>>

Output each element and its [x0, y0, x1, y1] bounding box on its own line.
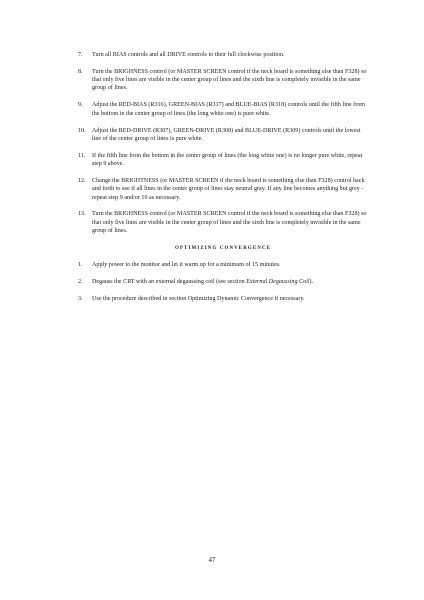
step-number: 13. [78, 211, 86, 218]
step-number: 10. [78, 127, 86, 134]
step-text: Change the BRIGHTNESS (or MASTER SCREEN if the neck board is something else than F328) control back and forth to see if all lines in the center group of lines stay neutral gray. If any line becomes anything but grey - repeat step 9 and/or 10 as necessary. [92, 177, 365, 201]
step-number: 2. [78, 278, 83, 285]
step-number: 3. [78, 295, 83, 302]
step-9 [78, 101, 368, 118]
step-text: Adjust the RED-BIAS (R316), GREEN-BIAS (R317) and BLUE-BIAS (R318) controls until the fifth line from the bottom in the center group of lines (the long white one) is pure white. [92, 102, 366, 117]
step-text: Turn the BRIGHNESS control (or MASTER SCREEN control if the neck board is something else than F328) so that only five lines are visible in the center group of lines and the sixth line is completely invisible in the same group of lines. [92, 68, 367, 92]
step-number: 12. [78, 177, 86, 184]
step-text: Adjust the RED-DRIVE (R307), GREEN-DRIVE (R308) and BLUE-DRIVE (R309) controls until the lowest line of the center group of lines is pure white. [92, 127, 361, 142]
step-12 [78, 177, 368, 202]
step-13 [78, 210, 368, 235]
step-text: Turn all BIAS controls and all DRIVE controls to their full clockwise position. [92, 52, 285, 58]
section-heading: OPTIMIZING CONVERGENCE [174, 246, 272, 252]
step-text-after: ). [309, 278, 314, 285]
page-content [78, 51, 368, 311]
page-number: 47 [208, 556, 216, 564]
step-7 [78, 51, 368, 59]
step-text: If the fifth line from the bottom in the center group of lines (the long white one) is no longer pure white, repeat step 9 above. [92, 152, 363, 168]
step-text [92, 278, 368, 286]
step-number: 11. [78, 152, 86, 159]
section-reference: External Degaussing Coil [246, 278, 310, 285]
step-number: 7. [78, 52, 83, 58]
convergence-steps [78, 261, 368, 302]
step-number: 1. [78, 262, 83, 269]
step-11 [78, 152, 368, 169]
step-text: Turn the BRIGHNESS control (or MASTER SCREEN control if the neck board is something else than F328) so that only five lines are visible in the center group of lines and the sixth line is completely invisible in the same group of lines. [92, 211, 367, 235]
step-text: Use the procedure described in section Optimizing Dynamic Convergence if necessary. [92, 295, 305, 302]
convergence-step-1 [78, 261, 368, 269]
convergence-step-2 [78, 278, 368, 286]
step-10 [78, 127, 368, 144]
step-number: 8. [78, 68, 83, 75]
step-8 [78, 68, 368, 93]
step-text: Apply power to the monitor and let it warm up for a minimum of 15 minutes. [92, 262, 281, 269]
step-number: 9. [78, 102, 83, 109]
step-text-before: Degauss the CRT with an external degaussing coil (see section [92, 278, 247, 285]
convergence-step-3 [78, 295, 368, 303]
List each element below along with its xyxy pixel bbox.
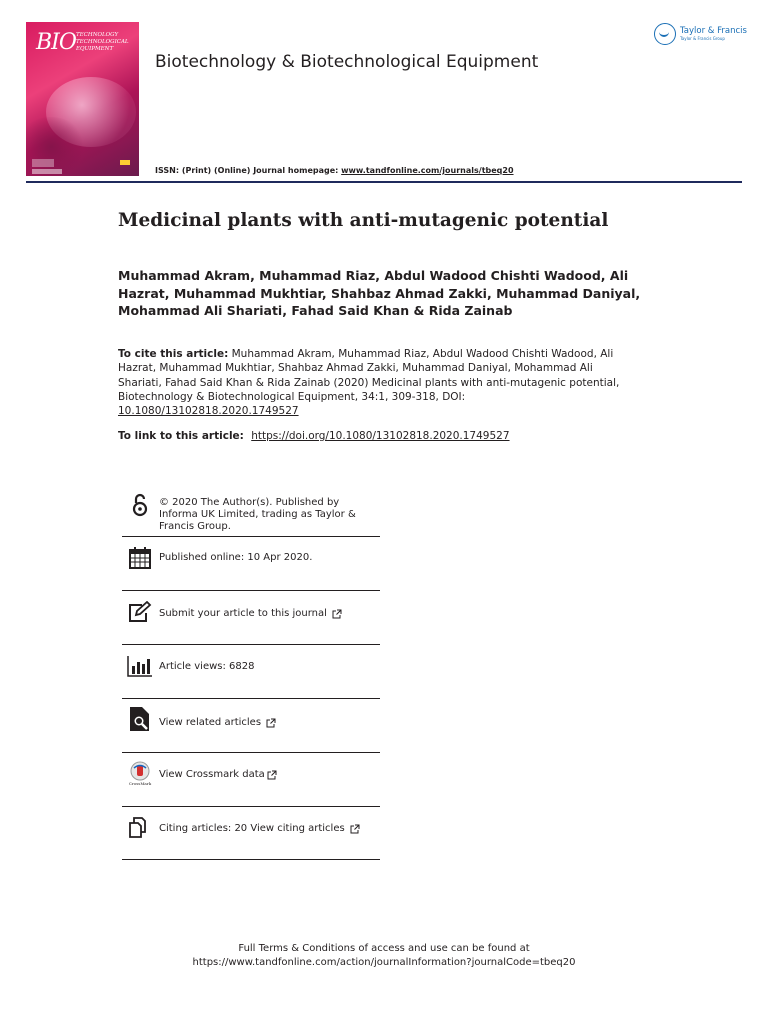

<<

◆ Problem to work on: Report every line above that contains the string "controls". Case counts.

◆ Full solution:
step-text: Adjust the RED-BIAS (R316), GREEN-BIAS (R317) and BLUE-BIAS (R318) controls until the fifth line from the bottom in the center group of lines (the long white one) is pure white. [92, 102, 366, 117]
step-text: Adjust the RED-DRIVE (R307), GREEN-DRIVE (R308) and BLUE-DRIVE (R309) controls until the lowest line of the center group of lines is pure white. [92, 127, 361, 142]
step-text: Turn all BIAS controls and all DRIVE controls to their full clockwise position. [92, 52, 285, 58]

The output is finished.